Repeat every line exactly, keeping the pictures out of the copy.
* * * * * * * * *
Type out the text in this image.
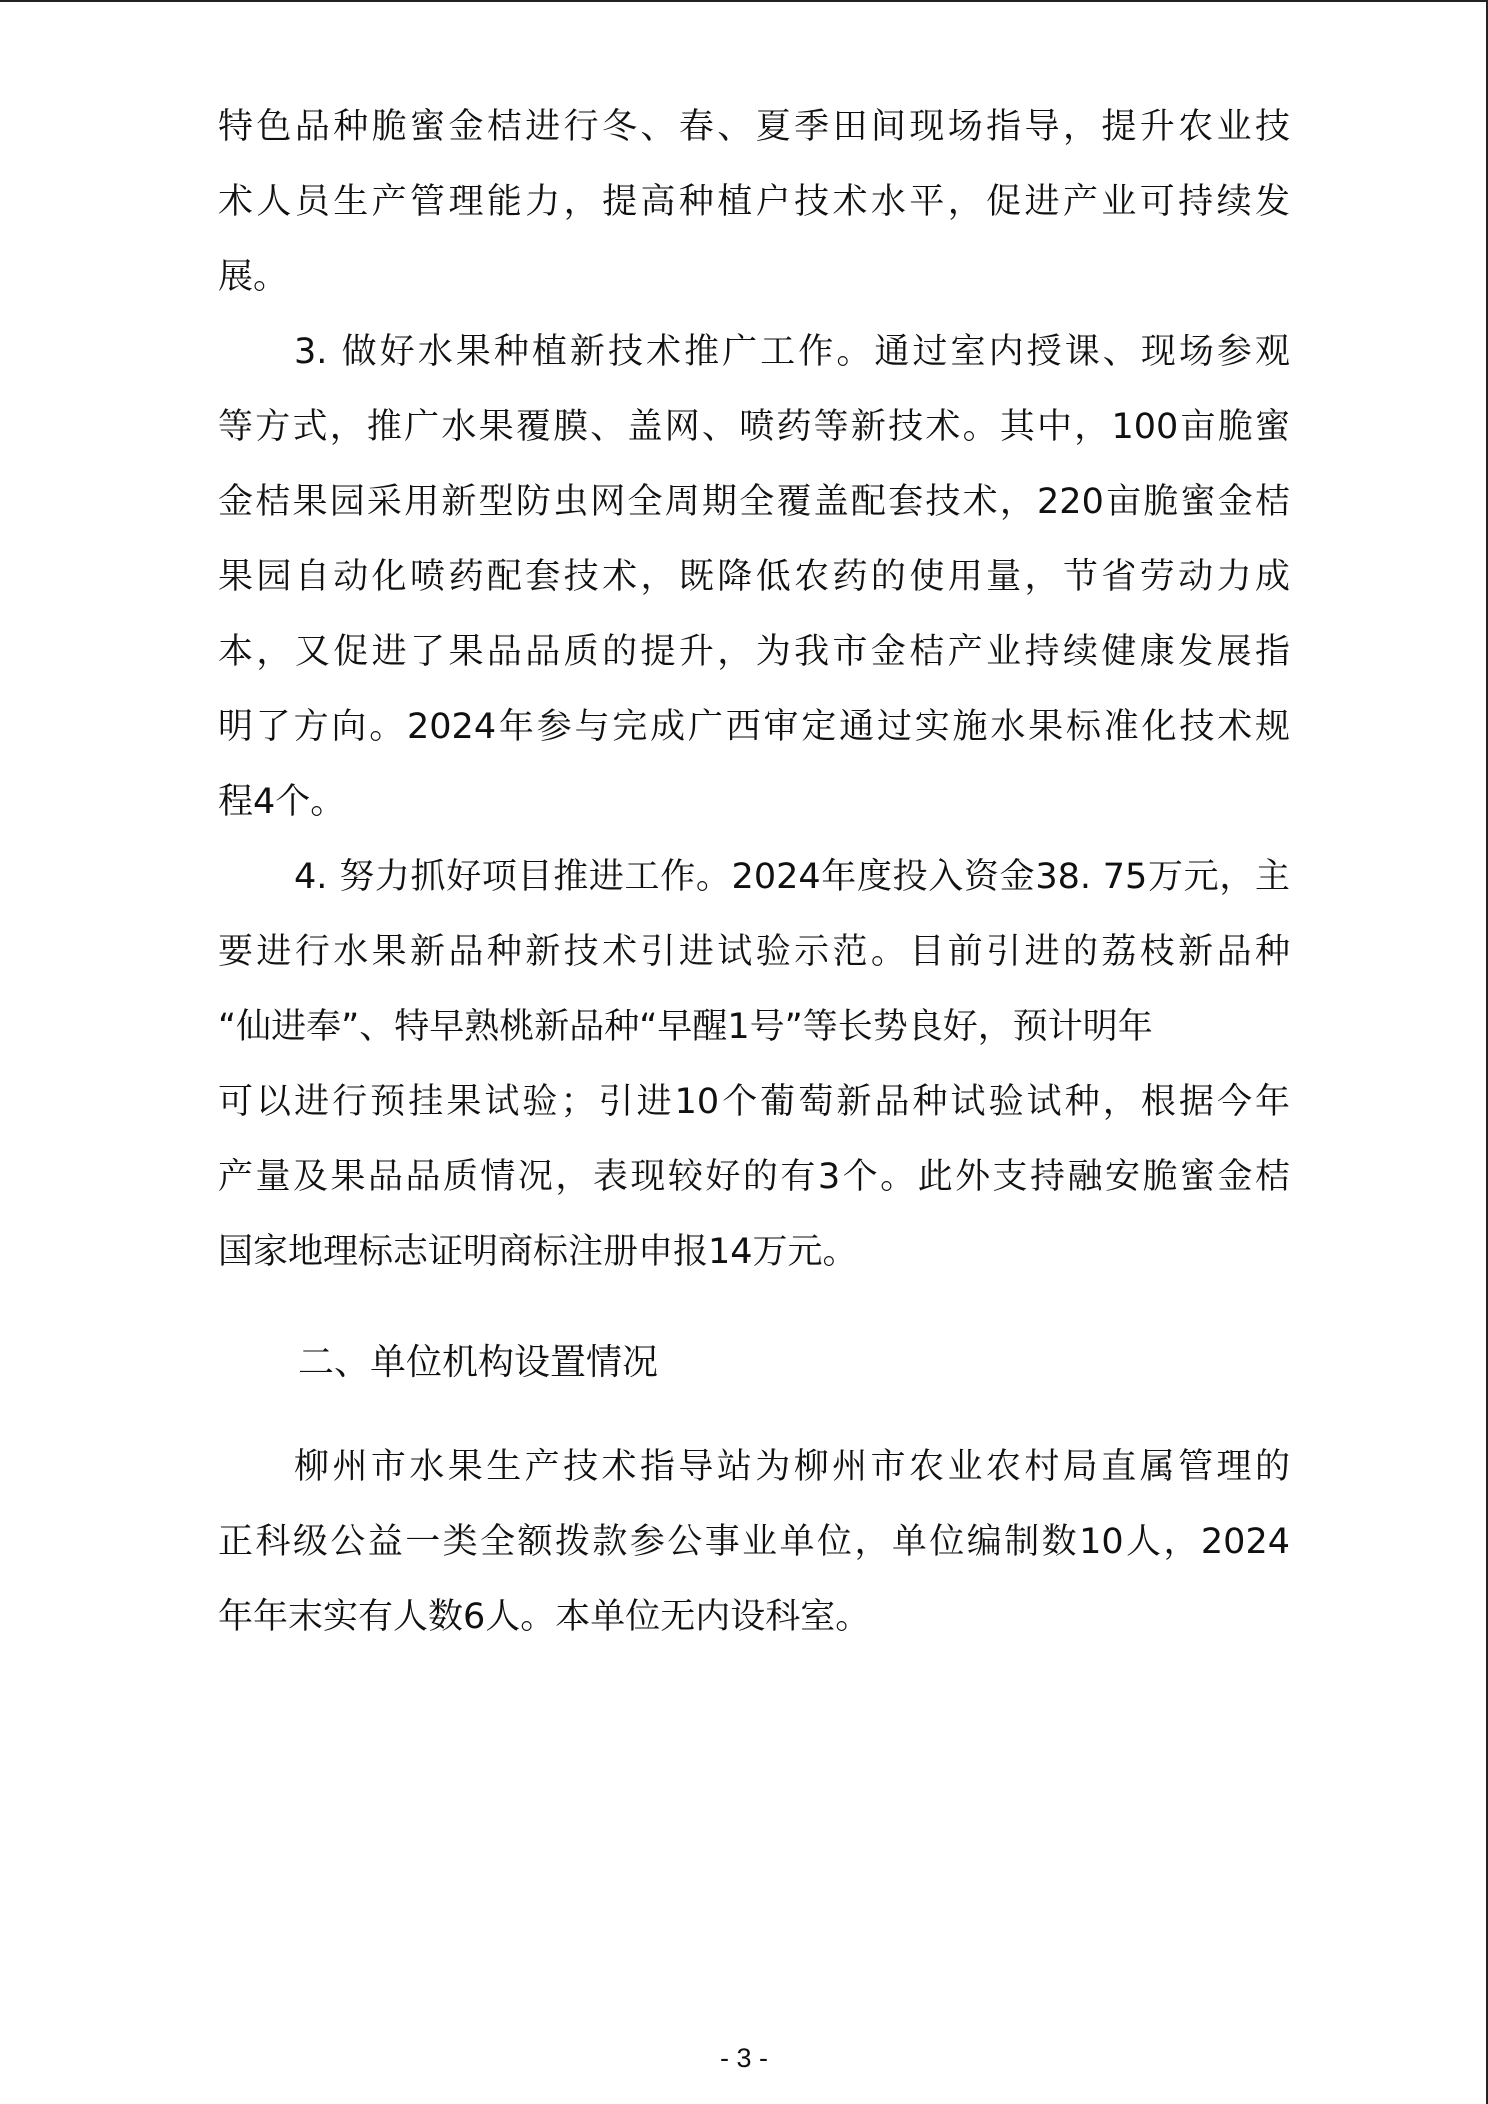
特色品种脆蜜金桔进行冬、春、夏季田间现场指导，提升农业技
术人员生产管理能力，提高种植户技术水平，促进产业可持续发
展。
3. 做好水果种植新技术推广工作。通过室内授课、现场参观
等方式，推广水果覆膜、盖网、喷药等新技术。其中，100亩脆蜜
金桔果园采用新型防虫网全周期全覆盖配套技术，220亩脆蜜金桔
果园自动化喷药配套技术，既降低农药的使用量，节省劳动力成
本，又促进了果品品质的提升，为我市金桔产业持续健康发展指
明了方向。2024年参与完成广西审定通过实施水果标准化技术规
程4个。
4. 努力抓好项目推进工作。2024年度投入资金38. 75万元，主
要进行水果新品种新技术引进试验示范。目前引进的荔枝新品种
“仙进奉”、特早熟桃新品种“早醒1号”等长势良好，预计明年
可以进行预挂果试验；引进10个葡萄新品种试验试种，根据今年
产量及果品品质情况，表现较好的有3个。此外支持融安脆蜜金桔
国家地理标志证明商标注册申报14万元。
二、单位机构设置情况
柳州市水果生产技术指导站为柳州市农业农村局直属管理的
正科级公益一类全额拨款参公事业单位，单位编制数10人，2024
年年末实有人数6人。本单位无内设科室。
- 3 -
* * * * * * * * *
## The response
Type out the text in this image.
特色品种脆蜜金桔进行冬、春、夏季田间现场指导，提升农业技
术人员生产管理能力，提高种植户技术水平，促进产业可持续发
展。
3. 做好水果种植新技术推广工作。通过室内授课、现场参观
等方式，推广水果覆膜、盖网、喷药等新技术。其中，100亩脆蜜
金桔果园采用新型防虫网全周期全覆盖配套技术，220亩脆蜜金桔
果园自动化喷药配套技术，既降低农药的使用量，节省劳动力成
本，又促进了果品品质的提升，为我市金桔产业持续健康发展指
明了方向。2024年参与完成广西审定通过实施水果标准化技术规
程4个。
4. 努力抓好项目推进工作。2024年度投入资金38. 75万元，主
要进行水果新品种新技术引进试验示范。目前引进的荔枝新品种
“仙进奉”、特早熟桃新品种“早醒1号”等长势良好，预计明年
可以进行预挂果试验；引进10个葡萄新品种试验试种，根据今年
产量及果品品质情况，表现较好的有3个。此外支持融安脆蜜金桔
国家地理标志证明商标注册申报14万元。
二、单位机构设置情况
柳州市水果生产技术指导站为柳州市农业农村局直属管理的
正科级公益一类全额拨款参公事业单位，单位编制数10人，2024
年年末实有人数6人。本单位无内设科室。
- 3 -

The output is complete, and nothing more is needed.